**GIVEN REQUEST:**
Please copy all the lines that follow, word for word.

[Figure contents as structured data]
-- begin --

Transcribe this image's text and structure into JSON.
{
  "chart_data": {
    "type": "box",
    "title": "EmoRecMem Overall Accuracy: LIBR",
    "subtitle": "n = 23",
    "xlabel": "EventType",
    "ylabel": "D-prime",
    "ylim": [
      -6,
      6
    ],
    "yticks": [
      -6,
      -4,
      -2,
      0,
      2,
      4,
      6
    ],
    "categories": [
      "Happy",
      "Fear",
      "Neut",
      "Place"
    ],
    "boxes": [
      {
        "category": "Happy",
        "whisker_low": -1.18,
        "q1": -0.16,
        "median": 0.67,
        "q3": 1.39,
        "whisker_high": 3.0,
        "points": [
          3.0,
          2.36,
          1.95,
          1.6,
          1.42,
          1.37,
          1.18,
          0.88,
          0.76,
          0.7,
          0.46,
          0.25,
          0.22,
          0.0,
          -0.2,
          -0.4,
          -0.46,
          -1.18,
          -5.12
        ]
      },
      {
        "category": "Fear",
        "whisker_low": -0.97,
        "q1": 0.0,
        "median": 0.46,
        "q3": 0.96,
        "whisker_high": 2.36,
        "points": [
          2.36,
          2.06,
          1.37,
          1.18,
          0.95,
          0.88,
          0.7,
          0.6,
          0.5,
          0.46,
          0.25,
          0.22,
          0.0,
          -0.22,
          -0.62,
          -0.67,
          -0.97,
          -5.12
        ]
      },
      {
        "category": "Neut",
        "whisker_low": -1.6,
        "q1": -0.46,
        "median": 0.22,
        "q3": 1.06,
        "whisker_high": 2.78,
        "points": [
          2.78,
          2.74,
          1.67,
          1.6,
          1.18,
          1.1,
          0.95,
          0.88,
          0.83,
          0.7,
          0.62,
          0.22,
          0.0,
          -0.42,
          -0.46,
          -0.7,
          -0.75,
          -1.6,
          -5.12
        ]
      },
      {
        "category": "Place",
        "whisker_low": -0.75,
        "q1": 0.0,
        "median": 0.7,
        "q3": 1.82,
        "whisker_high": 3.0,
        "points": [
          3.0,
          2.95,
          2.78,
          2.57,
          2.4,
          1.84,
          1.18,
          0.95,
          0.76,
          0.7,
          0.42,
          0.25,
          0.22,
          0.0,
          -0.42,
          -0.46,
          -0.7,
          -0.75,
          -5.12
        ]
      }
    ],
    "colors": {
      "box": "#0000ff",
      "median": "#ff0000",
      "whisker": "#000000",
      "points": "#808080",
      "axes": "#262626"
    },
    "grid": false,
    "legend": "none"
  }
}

-- end --

**EXERCISE RESPONSE:**
Transcribe this image's text and structure into JSON.
{
  "chart_data": {
    "type": "box",
    "title": "EmoRecMem Overall Accuracy: LIBR",
    "subtitle": "n = 23",
    "xlabel": "EventType",
    "ylabel": "D-prime",
    "ylim": [
      -6,
      6
    ],
    "yticks": [
      -6,
      -4,
      -2,
      0,
      2,
      4,
      6
    ],
    "categories": [
      "Happy",
      "Fear",
      "Neut",
      "Place"
    ],
    "boxes": [
      {
        "category": "Happy",
        "whisker_low": -1.18,
        "q1": -0.16,
        "median": 0.67,
        "q3": 1.39,
        "whisker_high": 3.0,
        "points": [
          3.0,
          2.36,
          1.95,
          1.6,
          1.42,
          1.37,
          1.18,
          0.88,
          0.76,
          0.7,
          0.46,
          0.25,
          0.22,
          0.0,
          -0.2,
          -0.4,
          -0.46,
          -1.18,
          -5.12
        ]
      },
      {
        "category": "Fear",
        "whisker_low": -0.97,
        "q1": 0.0,
        "median": 0.46,
        "q3": 0.96,
        "whisker_high": 2.36,
        "points": [
          2.36,
          2.06,
          1.37,
          1.18,
          0.95,
          0.88,
          0.7,
          0.6,
          0.5,
          0.46,
          0.25,
          0.22,
          0.0,
          -0.22,
          -0.62,
          -0.67,
          -0.97,
          -5.12
        ]
      },
      {
        "category": "Neut",
        "whisker_low": -1.6,
        "q1": -0.46,
        "median": 0.22,
        "q3": 1.06,
        "whisker_high": 2.78,
        "points": [
          2.78,
          2.74,
          1.67,
          1.6,
          1.18,
          1.1,
          0.95,
          0.88,
          0.83,
          0.7,
          0.62,
          0.22,
          0.0,
          -0.42,
          -0.46,
          -0.7,
          -0.75,
          -1.6,
          -5.12
        ]
      },
      {
        "category": "Place",
        "whisker_low": -0.75,
        "q1": 0.0,
        "median": 0.7,
        "q3": 1.82,
        "whisker_high": 3.0,
        "points": [
          3.0,
          2.95,
          2.78,
          2.57,
          2.4,
          1.84,
          1.18,
          0.95,
          0.76,
          0.7,
          0.42,
          0.25,
          0.22,
          0.0,
          -0.42,
          -0.46,
          -0.7,
          -0.75,
          -5.12
        ]
      }
    ],
    "colors": {
      "box": "#0000ff",
      "median": "#ff0000",
      "whisker": "#000000",
      "points": "#808080",
      "axes": "#262626"
    },
    "grid": false,
    "legend": "none"
  }
}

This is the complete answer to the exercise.